**GIVEN EXERCISE:** What follows is a listing to be transcribed exactly.

Records from a data collection
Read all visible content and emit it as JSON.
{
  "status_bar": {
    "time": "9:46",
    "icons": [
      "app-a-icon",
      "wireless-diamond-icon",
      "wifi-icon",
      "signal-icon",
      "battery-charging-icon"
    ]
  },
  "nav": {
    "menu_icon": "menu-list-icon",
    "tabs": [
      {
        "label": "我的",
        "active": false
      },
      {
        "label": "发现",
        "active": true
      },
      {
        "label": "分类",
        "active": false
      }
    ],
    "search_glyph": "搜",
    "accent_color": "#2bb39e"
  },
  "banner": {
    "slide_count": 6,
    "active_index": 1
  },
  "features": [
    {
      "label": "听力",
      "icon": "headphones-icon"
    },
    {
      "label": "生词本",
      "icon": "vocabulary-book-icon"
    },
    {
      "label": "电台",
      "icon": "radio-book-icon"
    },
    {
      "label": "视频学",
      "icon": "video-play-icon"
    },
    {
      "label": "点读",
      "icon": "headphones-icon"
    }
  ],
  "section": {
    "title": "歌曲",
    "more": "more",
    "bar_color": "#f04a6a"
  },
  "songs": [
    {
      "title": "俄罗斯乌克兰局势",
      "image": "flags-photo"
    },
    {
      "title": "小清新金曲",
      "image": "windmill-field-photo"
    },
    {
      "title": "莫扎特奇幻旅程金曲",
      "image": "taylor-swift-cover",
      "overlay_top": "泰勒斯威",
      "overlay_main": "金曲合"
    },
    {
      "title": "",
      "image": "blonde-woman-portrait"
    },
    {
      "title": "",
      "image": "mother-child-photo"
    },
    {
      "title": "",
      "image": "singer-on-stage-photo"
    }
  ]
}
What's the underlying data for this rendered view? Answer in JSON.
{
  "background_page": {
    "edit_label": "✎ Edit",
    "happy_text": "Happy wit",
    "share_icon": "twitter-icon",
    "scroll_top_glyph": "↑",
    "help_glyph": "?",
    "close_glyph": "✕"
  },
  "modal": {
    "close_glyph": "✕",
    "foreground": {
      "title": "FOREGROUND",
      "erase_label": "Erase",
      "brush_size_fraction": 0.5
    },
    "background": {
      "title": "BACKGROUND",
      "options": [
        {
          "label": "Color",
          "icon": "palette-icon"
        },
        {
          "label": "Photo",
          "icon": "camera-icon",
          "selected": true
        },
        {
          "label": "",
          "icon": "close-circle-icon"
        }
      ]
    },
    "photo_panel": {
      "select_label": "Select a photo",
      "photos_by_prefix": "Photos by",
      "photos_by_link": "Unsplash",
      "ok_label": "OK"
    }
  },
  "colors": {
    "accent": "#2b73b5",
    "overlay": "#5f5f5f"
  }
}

**FULL SOLUTION:**
Read all visible content and emit it as JSON.
{
  "status_bar": {
    "time": "9:46",
    "icons": [
      "app-a-icon",
      "wireless-diamond-icon",
      "wifi-icon",
      "signal-icon",
      "battery-charging-icon"
    ]
  },
  "nav": {
    "menu_icon": "menu-list-icon",
    "tabs": [
      {
        "label": "我的",
        "active": false
      },
      {
        "label": "发现",
        "active": true
      },
      {
        "label": "分类",
        "active": false
      }
    ],
    "search_glyph": "搜",
    "accent_color": "#2bb39e"
  },
  "banner": {
    "slide_count": 6,
    "active_index": 1
  },
  "features": [
    {
      "label": "听力",
      "icon": "headphones-icon"
    },
    {
      "label": "生词本",
      "icon": "vocabulary-book-icon"
    },
    {
      "label": "电台",
      "icon": "radio-book-icon"
    },
    {
      "label": "视频学",
      "icon": "video-play-icon"
    },
    {
      "label": "点读",
      "icon": "headphones-icon"
    }
  ],
  "section": {
    "title": "歌曲",
    "more": "more",
    "bar_color": "#f04a6a"
  },
  "songs": [
    {
      "title": "俄罗斯乌克兰局势",
      "image": "flags-photo"
    },
    {
      "title": "小清新金曲",
      "image": "windmill-field-photo"
    },
    {
      "title": "莫扎特奇幻旅程金曲",
      "image": "taylor-swift-cover",
      "overlay_top": "泰勒斯威",
      "overlay_main": "金曲合"
    },
    {
      "title": "",
      "image": "blonde-woman-portrait"
    },
    {
      "title": "",
      "image": "mother-child-photo"
    },
    {
      "title": "",
      "image": "singer-on-stage-photo"
    }
  ]
}
What's the underlying data for this rendered view? Answer in JSON.
{
  "background_page": {
    "edit_label": "✎ Edit",
    "happy_text": "Happy wit",
    "share_icon": "twitter-icon",
    "scroll_top_glyph": "↑",
    "help_glyph": "?",
    "close_glyph": "✕"
  },
  "modal": {
    "close_glyph": "✕",
    "foreground": {
      "title": "FOREGROUND",
      "erase_label": "Erase",
      "brush_size_fraction": 0.5
    },
    "background": {
      "title": "BACKGROUND",
      "options": [
        {
          "label": "Color",
          "icon": "palette-icon"
        },
        {
          "label": "Photo",
          "icon": "camera-icon",
          "selected": true
        },
        {
          "label": "",
          "icon": "close-circle-icon"
        }
      ]
    },
    "photo_panel": {
      "select_label": "Select a photo",
      "photos_by_prefix": "Photos by",
      "photos_by_link": "Unsplash",
      "ok_label": "OK"
    }
  },
  "colors": {
    "accent": "#2b73b5",
    "overlay": "#5f5f5f"
  }
}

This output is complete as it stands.